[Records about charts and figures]
-----

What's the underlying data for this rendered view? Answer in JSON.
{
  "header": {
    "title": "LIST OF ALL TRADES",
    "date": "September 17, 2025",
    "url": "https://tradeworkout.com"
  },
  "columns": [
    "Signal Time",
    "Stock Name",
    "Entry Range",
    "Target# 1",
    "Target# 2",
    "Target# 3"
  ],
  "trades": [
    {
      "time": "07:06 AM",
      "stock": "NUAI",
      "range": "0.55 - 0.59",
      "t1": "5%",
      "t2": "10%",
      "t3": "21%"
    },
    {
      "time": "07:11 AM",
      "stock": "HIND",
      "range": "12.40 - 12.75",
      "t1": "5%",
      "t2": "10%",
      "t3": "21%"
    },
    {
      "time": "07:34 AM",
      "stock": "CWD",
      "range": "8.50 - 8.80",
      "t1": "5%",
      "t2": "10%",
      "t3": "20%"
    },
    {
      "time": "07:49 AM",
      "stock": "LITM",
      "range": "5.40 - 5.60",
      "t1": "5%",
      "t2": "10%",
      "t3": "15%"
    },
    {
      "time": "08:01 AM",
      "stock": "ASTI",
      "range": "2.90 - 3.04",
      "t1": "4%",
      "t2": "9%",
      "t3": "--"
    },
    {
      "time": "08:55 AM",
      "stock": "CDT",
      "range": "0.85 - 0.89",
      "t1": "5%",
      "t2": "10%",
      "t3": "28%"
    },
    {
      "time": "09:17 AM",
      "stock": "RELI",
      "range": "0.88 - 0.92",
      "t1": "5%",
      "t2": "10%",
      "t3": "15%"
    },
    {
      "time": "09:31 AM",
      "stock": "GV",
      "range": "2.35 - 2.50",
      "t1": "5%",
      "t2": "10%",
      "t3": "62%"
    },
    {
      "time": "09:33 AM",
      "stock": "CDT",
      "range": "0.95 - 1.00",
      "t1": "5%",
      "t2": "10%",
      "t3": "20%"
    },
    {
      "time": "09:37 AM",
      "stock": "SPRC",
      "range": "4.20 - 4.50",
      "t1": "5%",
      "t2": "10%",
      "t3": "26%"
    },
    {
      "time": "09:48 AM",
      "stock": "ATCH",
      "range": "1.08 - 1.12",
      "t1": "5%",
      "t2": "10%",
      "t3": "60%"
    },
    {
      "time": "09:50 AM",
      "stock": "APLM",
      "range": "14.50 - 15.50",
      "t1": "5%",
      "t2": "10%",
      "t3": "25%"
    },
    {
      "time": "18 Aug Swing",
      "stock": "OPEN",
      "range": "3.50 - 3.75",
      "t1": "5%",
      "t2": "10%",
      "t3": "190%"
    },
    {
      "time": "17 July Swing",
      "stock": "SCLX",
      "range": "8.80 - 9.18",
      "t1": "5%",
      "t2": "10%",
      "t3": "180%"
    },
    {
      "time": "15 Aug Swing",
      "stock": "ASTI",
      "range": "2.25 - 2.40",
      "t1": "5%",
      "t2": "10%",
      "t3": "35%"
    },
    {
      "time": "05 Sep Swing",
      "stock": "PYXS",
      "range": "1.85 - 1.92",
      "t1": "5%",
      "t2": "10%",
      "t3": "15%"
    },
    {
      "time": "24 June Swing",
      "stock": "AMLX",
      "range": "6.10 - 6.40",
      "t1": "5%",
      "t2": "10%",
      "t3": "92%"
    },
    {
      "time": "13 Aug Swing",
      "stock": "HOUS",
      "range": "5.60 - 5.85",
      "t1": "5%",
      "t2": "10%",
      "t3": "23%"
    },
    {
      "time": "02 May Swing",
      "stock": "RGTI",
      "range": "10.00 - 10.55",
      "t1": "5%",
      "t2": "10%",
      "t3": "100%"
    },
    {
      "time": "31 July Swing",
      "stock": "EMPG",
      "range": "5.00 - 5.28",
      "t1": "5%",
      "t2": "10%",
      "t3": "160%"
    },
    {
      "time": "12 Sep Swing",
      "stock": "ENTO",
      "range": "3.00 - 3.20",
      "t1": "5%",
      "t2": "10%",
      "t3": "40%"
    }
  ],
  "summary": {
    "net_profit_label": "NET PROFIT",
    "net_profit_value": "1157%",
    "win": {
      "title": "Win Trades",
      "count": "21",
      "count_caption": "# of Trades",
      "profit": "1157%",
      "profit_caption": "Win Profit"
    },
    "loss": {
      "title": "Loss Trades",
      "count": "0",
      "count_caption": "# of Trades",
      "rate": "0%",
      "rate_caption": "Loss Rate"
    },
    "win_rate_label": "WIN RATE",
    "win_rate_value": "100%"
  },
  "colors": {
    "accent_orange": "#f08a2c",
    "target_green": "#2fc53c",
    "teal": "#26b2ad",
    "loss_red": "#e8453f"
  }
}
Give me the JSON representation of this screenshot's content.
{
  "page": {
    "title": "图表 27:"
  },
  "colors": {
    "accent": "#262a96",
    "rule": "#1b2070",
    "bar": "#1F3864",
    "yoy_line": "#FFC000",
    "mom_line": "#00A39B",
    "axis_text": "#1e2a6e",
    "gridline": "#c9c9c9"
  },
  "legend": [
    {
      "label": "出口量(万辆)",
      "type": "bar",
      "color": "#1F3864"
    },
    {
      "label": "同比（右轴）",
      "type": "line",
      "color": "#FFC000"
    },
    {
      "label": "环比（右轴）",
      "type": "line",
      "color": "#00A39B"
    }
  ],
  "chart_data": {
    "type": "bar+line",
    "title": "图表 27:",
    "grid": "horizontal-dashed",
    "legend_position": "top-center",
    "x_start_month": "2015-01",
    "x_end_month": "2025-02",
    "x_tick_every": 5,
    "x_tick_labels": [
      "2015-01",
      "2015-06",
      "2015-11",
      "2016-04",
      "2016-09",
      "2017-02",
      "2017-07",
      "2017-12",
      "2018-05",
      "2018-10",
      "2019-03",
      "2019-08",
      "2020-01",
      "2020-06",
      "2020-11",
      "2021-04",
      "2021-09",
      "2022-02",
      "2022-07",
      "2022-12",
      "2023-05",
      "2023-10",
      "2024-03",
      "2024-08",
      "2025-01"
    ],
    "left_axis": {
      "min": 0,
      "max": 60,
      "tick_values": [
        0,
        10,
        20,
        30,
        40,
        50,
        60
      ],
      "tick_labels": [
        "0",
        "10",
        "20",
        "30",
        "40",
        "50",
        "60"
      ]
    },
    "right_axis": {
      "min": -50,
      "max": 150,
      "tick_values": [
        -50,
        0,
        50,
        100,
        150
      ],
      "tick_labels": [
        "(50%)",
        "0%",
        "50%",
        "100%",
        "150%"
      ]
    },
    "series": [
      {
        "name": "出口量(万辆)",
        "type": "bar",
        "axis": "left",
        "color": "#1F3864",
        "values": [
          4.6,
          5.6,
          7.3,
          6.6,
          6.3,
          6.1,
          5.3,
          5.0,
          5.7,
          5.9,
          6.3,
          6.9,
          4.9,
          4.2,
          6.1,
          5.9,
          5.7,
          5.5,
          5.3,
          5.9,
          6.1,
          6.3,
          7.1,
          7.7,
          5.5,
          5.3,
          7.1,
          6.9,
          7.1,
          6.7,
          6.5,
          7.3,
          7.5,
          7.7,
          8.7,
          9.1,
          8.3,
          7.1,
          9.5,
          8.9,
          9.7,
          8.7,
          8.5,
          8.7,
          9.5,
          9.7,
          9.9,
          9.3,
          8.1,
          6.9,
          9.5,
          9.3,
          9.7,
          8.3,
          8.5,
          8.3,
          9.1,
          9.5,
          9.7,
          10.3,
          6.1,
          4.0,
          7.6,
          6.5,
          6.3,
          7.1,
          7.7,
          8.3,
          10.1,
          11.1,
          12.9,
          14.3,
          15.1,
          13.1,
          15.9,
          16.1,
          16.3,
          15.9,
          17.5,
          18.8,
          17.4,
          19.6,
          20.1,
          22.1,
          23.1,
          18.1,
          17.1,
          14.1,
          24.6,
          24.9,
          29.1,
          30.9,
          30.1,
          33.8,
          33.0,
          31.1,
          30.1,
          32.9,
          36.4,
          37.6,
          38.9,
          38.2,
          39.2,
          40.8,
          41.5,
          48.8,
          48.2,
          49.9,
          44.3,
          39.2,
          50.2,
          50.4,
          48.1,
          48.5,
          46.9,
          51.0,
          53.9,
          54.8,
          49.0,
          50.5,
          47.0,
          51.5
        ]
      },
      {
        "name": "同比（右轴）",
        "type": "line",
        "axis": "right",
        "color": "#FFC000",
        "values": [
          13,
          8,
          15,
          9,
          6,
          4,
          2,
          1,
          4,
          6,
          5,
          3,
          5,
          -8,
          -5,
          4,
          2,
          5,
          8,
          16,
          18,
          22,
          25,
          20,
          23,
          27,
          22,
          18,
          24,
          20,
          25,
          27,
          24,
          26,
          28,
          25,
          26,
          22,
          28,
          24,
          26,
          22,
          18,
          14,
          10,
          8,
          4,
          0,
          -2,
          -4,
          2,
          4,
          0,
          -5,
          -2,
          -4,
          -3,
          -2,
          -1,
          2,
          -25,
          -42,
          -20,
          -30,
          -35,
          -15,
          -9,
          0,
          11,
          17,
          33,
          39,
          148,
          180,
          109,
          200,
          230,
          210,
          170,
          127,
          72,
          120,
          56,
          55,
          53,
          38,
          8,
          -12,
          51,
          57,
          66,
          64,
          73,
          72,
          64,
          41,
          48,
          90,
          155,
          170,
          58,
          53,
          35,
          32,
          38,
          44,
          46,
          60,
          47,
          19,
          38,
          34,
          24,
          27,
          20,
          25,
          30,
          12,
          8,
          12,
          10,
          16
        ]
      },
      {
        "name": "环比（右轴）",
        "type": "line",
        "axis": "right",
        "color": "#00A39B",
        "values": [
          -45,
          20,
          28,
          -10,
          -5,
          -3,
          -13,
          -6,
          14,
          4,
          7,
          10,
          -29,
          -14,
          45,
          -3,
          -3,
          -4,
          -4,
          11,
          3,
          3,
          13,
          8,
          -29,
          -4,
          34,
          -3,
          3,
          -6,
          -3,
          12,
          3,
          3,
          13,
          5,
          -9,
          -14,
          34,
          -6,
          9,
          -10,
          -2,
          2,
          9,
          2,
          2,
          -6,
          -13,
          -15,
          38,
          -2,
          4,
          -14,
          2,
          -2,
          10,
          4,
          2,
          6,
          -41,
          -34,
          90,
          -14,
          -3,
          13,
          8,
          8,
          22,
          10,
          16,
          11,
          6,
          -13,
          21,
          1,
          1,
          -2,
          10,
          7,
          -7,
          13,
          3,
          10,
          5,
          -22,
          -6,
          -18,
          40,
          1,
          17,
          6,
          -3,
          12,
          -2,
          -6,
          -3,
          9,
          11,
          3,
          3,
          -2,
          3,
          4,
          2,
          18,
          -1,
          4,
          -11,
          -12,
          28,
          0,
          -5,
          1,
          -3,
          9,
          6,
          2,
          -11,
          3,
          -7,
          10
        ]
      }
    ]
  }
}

-----

_Problem requirements_:
Using the material above, gather every line that includes "type".

_Complete answer_:
      "type": "bar",
      "type": "line",
      "type": "line",
    "type": "bar+line",
        "type": "bar",
        "type": "line",
        "type": "line",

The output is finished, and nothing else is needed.